*Task directions*
Write the data out again in full, with no departure from the original.

>> BEGIN Available records

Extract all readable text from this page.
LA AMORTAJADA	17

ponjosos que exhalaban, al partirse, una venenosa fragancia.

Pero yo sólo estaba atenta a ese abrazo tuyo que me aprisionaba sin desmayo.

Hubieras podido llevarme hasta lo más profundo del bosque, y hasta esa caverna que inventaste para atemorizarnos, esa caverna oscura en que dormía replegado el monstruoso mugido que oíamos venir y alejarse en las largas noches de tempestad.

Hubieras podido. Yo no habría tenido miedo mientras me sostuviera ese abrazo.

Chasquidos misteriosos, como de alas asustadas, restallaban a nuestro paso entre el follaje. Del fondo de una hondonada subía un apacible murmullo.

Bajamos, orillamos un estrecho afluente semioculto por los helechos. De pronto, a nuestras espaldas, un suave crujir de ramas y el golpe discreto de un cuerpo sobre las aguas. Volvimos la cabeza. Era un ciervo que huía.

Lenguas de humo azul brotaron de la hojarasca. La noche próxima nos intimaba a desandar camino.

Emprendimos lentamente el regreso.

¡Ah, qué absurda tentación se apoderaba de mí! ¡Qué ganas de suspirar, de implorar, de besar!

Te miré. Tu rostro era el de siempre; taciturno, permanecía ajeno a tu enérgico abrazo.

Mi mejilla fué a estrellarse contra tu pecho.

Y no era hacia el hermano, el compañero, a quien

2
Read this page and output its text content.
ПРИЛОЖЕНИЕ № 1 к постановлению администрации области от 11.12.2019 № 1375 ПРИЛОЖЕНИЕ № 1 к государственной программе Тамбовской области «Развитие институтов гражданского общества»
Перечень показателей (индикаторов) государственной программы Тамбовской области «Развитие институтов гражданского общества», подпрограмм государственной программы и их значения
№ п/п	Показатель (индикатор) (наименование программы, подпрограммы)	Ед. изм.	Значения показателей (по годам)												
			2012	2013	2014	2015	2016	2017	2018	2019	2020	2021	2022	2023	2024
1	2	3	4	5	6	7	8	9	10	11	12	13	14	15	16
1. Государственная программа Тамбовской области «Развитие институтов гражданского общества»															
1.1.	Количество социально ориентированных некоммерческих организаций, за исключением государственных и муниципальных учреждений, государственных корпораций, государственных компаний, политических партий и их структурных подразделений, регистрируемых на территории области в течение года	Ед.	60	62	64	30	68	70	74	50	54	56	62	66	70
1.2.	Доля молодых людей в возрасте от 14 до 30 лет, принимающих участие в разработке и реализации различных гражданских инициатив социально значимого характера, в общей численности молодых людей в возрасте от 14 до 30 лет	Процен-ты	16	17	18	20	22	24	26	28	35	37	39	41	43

>> END Available records

*Solution*
Extract all readable text from this page.
LA AMORTAJADA	17

ponjosos que exhalaban, al partirse, una venenosa fragancia.

Pero yo sólo estaba atenta a ese abrazo tuyo que me aprisionaba sin desmayo.

Hubieras podido llevarme hasta lo más profundo del bosque, y hasta esa caverna que inventaste para atemorizarnos, esa caverna oscura en que dormía replegado el monstruoso mugido que oíamos venir y alejarse en las largas noches de tempestad.

Hubieras podido. Yo no habría tenido miedo mientras me sostuviera ese abrazo.

Chasquidos misteriosos, como de alas asustadas, restallaban a nuestro paso entre el follaje. Del fondo de una hondonada subía un apacible murmullo.

Bajamos, orillamos un estrecho afluente semioculto por los helechos. De pronto, a nuestras espaldas, un suave crujir de ramas y el golpe discreto de un cuerpo sobre las aguas. Volvimos la cabeza. Era un ciervo que huía.

Lenguas de humo azul brotaron de la hojarasca. La noche próxima nos intimaba a desandar camino.

Emprendimos lentamente el regreso.

¡Ah, qué absurda tentación se apoderaba de mí! ¡Qué ganas de suspirar, de implorar, de besar!

Te miré. Tu rostro era el de siempre; taciturno, permanecía ajeno a tu enérgico abrazo.

Mi mejilla fué a estrellarse contra tu pecho.

Y no era hacia el hermano, el compañero, a quien

2
Read this page and output its text content.
ПРИЛОЖЕНИЕ № 1 к постановлению администрации области от 11.12.2019 № 1375 ПРИЛОЖЕНИЕ № 1 к государственной программе Тамбовской области «Развитие институтов гражданского общества»
Перечень показателей (индикаторов) государственной программы Тамбовской области «Развитие институтов гражданского общества», подпрограмм государственной программы и их значения
№ п/п	Показатель (индикатор) (наименование программы, подпрограммы)	Ед. изм.	Значения показателей (по годам)												
			2012	2013	2014	2015	2016	2017	2018	2019	2020	2021	2022	2023	2024
1	2	3	4	5	6	7	8	9	10	11	12	13	14	15	16
1. Государственная программа Тамбовской области «Развитие институтов гражданского общества»															
1.1.	Количество социально ориентированных некоммерческих организаций, за исключением государственных и муниципальных учреждений, государственных корпораций, государственных компаний, политических партий и их структурных подразделений, регистрируемых на территории области в течение года	Ед.	60	62	64	30	68	70	74	50	54	56	62	66	70
1.2.	Доля молодых людей в возрасте от 14 до 30 лет, принимающих участие в разработке и реализации различных гражданских инициатив социально значимого характера, в общей численности молодых людей в возрасте от 14 до 30 лет	Процен-ты	16	17	18	20	22	24	26	28	35	37	39	41	43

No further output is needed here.